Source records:

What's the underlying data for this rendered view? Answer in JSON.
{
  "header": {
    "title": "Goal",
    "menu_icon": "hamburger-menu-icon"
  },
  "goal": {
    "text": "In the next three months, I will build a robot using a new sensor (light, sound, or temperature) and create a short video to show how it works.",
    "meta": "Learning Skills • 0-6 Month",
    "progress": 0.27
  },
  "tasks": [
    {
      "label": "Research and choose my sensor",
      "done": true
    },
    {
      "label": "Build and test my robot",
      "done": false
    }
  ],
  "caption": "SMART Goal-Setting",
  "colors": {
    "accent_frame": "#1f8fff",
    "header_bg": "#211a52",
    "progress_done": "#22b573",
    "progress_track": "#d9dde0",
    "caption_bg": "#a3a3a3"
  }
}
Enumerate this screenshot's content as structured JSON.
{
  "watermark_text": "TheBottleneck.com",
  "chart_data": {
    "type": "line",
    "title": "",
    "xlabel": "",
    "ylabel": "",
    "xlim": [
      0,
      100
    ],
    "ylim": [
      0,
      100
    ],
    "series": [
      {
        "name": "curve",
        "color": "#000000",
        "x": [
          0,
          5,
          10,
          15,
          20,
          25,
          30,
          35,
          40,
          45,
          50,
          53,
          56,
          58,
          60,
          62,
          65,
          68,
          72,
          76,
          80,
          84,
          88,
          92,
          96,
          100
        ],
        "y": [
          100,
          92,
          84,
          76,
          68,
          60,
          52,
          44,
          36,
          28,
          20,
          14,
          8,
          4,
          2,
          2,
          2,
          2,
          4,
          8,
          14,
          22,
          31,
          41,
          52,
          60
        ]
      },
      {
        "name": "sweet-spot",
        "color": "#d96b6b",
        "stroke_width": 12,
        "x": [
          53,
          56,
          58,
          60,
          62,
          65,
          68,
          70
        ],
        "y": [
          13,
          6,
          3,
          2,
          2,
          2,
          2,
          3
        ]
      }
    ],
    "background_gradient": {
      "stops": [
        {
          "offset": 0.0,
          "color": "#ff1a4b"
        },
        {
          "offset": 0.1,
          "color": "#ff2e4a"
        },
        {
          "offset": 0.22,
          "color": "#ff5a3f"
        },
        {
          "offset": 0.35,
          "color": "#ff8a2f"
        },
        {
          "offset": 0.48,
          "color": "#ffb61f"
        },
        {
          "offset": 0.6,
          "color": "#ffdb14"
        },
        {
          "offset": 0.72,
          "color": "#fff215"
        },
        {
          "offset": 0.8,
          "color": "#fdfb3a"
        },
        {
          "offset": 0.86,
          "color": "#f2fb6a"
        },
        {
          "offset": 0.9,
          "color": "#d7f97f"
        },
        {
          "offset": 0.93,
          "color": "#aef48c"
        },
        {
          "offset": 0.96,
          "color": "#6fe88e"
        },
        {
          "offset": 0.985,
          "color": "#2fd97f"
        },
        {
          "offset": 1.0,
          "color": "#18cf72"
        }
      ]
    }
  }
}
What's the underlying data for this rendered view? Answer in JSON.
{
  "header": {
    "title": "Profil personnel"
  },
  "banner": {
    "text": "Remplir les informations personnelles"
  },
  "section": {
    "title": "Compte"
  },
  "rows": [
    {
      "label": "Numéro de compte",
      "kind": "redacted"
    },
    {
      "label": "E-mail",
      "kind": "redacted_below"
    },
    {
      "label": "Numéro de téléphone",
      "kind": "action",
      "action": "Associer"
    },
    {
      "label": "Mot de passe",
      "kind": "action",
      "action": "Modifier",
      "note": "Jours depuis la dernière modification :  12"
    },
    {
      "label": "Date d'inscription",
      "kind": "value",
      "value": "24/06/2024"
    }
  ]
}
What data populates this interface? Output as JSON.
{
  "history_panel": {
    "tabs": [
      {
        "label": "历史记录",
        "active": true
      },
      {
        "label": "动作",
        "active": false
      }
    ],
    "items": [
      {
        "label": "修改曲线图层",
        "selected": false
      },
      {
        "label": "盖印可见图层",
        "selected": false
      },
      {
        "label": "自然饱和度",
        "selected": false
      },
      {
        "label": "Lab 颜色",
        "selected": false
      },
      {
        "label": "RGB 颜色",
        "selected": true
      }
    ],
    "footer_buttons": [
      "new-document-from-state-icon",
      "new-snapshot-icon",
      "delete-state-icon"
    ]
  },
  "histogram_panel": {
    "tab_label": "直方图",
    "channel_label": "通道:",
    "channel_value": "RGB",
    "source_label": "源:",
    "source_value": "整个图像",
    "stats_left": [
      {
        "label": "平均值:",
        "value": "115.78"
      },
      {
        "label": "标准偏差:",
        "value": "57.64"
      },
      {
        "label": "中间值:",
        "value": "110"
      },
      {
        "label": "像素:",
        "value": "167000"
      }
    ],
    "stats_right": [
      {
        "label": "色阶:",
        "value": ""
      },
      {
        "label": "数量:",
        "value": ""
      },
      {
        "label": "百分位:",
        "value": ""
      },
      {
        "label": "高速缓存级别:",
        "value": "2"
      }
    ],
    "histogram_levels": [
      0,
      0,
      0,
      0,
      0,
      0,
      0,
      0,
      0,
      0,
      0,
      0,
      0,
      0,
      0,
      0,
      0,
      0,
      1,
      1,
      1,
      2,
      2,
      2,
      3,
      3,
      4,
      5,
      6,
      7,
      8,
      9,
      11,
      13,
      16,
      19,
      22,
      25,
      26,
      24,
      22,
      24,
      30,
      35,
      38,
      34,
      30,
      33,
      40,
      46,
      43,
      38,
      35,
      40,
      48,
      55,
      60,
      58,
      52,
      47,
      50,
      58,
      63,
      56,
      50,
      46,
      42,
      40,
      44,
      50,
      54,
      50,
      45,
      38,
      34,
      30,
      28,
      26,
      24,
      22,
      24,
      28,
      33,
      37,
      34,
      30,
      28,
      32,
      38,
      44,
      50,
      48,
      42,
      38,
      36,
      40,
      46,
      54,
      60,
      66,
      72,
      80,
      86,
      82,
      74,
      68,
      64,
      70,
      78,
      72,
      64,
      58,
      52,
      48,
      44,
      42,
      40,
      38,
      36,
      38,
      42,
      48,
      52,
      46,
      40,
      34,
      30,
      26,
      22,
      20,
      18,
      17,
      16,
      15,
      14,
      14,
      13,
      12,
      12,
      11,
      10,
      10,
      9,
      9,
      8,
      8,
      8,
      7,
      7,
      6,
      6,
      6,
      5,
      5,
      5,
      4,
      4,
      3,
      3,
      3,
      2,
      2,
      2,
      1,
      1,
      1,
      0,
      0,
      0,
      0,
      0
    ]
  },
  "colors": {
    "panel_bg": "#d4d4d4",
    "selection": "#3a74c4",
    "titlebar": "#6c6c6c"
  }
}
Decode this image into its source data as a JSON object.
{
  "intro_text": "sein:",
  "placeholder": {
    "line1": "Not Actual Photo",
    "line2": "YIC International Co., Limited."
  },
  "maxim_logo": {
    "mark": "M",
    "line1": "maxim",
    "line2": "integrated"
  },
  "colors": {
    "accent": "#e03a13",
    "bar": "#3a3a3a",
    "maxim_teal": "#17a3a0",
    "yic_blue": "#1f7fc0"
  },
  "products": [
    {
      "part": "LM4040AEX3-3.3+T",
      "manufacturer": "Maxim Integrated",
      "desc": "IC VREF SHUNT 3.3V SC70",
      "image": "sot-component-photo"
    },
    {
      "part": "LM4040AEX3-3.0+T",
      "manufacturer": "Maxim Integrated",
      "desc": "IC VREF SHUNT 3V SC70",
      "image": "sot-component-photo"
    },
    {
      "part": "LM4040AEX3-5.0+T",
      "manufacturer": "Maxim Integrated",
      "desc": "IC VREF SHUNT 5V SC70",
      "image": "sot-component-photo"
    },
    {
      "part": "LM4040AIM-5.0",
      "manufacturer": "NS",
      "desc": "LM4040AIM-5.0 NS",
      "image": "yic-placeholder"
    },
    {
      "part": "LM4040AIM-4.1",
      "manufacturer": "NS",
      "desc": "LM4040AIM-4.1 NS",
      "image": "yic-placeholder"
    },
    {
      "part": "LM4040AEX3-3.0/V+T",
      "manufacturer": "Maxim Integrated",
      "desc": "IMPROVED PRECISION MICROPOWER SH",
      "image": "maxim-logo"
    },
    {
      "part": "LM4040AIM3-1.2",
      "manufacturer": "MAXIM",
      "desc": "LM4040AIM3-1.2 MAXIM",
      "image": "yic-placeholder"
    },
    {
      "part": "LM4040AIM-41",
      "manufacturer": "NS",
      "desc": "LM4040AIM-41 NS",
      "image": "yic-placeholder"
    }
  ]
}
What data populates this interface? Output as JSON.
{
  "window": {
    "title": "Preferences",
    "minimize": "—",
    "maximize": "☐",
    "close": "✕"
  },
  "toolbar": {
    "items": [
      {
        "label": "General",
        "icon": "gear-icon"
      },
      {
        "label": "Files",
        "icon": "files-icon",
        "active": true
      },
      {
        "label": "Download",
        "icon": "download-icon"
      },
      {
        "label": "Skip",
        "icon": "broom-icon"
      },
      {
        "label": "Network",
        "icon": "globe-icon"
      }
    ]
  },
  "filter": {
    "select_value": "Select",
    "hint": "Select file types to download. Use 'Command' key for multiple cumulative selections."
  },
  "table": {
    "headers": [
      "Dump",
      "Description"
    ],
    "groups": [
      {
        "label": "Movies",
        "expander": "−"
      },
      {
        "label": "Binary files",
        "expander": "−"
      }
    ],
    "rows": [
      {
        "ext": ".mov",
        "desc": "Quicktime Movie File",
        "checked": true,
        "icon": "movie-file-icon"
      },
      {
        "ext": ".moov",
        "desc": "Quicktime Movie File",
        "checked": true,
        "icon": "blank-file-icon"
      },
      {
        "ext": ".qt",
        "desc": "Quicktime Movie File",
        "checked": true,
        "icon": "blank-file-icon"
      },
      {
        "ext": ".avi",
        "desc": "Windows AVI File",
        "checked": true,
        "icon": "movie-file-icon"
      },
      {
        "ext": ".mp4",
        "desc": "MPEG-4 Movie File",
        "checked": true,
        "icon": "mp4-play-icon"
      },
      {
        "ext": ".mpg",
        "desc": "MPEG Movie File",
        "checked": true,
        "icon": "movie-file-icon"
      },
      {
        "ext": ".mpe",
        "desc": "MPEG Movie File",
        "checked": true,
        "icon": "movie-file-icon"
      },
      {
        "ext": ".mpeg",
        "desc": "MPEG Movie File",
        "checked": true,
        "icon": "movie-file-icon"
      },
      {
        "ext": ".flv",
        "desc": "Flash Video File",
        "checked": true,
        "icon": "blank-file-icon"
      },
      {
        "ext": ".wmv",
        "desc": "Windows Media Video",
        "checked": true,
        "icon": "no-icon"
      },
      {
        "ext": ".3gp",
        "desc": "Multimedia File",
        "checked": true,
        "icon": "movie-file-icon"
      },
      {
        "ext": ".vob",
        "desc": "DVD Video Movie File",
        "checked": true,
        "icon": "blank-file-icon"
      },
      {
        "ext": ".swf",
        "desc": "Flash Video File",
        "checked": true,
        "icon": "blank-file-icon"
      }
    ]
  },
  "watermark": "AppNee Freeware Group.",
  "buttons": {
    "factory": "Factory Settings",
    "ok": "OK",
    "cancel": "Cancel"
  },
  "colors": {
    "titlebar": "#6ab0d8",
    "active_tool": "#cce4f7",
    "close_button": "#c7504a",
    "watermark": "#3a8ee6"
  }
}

Written exercise: Search the lines above for the string "SHUNT" and copy each line that has it.

Worked answer:
      "desc": "IC VREF SHUNT 3.3V SC70",
      "desc": "IC VREF SHUNT 3V SC70",
      "desc": "IC VREF SHUNT 5V SC70",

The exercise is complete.